What is required.
Copy out, unchanged, every line from the start of the data listing up to and including the line containing "y-tick-label: 0 (82, 378, 90, 390)".

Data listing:
»»

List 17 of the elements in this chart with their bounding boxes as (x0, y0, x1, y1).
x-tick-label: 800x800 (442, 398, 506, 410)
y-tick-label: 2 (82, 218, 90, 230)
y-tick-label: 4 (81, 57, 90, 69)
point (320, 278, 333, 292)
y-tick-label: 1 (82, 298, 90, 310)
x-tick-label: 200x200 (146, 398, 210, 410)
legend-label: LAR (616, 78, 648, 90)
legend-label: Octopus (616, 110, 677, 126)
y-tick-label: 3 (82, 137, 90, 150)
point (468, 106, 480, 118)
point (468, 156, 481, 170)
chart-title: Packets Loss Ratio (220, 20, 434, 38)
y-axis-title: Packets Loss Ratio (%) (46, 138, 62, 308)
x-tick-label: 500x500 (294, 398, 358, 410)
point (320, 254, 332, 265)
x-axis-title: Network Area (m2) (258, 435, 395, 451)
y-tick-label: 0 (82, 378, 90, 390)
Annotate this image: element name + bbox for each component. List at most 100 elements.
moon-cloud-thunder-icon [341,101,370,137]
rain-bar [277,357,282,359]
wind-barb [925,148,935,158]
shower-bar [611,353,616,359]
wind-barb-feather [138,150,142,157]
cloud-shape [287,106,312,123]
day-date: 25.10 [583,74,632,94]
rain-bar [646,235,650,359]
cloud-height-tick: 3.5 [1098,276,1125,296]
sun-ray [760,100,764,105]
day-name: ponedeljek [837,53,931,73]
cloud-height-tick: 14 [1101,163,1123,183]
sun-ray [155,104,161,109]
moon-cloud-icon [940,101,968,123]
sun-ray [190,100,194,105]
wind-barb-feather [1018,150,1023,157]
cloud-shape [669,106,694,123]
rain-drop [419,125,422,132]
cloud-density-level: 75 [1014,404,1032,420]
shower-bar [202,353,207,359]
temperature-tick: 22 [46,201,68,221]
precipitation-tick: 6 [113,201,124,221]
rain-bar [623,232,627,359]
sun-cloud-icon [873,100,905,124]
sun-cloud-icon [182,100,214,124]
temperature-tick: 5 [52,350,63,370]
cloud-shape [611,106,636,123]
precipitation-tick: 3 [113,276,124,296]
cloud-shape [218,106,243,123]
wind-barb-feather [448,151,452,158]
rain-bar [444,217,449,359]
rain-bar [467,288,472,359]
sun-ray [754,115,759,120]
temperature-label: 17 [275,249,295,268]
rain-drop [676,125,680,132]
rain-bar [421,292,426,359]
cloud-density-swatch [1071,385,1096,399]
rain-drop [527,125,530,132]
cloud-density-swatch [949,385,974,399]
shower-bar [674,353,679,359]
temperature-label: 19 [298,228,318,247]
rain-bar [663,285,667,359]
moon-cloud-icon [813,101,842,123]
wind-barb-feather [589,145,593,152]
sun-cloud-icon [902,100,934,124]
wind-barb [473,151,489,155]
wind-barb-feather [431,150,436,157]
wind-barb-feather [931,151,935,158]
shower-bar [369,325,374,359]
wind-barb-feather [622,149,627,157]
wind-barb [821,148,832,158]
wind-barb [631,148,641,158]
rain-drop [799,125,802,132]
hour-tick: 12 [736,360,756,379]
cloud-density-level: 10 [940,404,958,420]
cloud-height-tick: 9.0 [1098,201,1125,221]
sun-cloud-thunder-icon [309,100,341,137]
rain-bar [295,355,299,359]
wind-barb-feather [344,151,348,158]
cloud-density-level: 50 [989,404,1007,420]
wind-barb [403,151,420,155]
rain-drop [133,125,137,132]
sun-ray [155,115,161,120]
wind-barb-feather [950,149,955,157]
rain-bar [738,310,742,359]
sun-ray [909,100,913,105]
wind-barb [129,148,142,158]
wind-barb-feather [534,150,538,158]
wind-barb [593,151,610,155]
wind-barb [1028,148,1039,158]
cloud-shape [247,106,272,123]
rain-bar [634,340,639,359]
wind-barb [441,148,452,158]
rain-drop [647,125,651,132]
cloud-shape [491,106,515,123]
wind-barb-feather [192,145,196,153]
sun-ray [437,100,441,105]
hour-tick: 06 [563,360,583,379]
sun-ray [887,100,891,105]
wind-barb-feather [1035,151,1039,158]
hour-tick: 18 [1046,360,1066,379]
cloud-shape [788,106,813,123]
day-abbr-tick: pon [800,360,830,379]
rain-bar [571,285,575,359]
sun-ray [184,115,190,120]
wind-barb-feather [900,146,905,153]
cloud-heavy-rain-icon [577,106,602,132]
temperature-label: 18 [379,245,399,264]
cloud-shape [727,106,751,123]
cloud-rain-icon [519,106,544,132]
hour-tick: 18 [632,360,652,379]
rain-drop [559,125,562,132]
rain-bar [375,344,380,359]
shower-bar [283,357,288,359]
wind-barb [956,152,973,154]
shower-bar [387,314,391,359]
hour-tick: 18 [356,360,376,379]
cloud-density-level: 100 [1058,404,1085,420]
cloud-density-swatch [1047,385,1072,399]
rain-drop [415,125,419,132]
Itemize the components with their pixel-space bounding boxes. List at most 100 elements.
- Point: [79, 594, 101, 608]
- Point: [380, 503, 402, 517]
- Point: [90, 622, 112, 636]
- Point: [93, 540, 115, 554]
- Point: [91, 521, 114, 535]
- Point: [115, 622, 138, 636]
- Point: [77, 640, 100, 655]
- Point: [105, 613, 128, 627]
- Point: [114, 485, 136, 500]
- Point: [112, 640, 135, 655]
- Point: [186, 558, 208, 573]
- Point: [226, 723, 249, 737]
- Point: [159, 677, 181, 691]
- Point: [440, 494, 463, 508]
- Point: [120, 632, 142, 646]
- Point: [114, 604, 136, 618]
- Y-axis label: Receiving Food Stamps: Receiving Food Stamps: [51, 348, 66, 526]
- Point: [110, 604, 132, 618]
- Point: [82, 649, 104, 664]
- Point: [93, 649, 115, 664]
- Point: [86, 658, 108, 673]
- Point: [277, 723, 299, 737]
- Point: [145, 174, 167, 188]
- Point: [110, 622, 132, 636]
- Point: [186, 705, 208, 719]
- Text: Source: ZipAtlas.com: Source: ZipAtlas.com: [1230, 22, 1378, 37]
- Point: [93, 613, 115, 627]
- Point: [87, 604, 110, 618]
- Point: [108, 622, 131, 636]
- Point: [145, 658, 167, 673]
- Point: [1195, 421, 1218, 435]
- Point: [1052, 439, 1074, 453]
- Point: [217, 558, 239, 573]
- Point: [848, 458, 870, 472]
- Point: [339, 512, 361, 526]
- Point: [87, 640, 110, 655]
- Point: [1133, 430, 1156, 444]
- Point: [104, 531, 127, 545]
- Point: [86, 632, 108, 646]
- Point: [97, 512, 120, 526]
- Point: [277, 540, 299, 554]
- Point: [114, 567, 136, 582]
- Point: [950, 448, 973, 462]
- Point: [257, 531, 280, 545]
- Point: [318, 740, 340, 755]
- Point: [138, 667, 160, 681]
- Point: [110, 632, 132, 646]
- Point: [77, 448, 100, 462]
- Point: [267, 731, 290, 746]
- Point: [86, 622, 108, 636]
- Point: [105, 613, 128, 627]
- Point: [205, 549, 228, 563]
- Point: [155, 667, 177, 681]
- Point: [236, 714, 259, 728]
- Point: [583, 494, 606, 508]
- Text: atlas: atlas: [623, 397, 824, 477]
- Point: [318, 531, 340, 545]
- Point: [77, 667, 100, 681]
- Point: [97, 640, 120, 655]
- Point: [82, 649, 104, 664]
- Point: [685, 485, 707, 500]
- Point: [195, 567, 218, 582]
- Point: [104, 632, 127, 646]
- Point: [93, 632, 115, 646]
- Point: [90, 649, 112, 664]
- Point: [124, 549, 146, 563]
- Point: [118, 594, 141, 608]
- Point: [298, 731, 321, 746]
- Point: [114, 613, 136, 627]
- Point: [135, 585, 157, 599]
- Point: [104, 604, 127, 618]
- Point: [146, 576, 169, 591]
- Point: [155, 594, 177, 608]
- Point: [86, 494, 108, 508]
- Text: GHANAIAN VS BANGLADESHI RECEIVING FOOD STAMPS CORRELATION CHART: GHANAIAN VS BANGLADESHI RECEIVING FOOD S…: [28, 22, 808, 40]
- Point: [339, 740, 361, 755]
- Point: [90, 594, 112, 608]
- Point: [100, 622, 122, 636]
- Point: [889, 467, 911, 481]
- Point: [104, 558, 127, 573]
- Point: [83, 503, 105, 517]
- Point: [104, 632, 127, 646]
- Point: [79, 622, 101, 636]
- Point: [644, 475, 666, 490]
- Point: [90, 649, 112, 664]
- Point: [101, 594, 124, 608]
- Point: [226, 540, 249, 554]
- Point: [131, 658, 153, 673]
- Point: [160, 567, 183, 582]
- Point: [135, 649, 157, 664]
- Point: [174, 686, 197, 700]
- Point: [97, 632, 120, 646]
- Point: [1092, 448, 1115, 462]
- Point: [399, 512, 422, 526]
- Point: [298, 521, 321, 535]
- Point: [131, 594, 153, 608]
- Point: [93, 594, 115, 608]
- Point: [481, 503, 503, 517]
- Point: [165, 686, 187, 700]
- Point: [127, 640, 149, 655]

««

Task result.
List 17 of the elements in this chart with their bounding boxes as (x0, y0, x1, y1).
x-tick-label: 800x800 (442, 398, 506, 410)
y-tick-label: 2 (82, 218, 90, 230)
y-tick-label: 4 (81, 57, 90, 69)
point (320, 278, 333, 292)
y-tick-label: 1 (82, 298, 90, 310)
x-tick-label: 200x200 (146, 398, 210, 410)
legend-label: LAR (616, 78, 648, 90)
legend-label: Octopus (616, 110, 677, 126)
y-tick-label: 3 (82, 137, 90, 150)
point (468, 106, 480, 118)
point (468, 156, 481, 170)
chart-title: Packets Loss Ratio (220, 20, 434, 38)
y-axis-title: Packets Loss Ratio (%) (46, 138, 62, 308)
x-tick-label: 500x500 (294, 398, 358, 410)
point (320, 254, 332, 265)
x-axis-title: Network Area (m2) (258, 435, 395, 451)
y-tick-label: 0 (82, 378, 90, 390)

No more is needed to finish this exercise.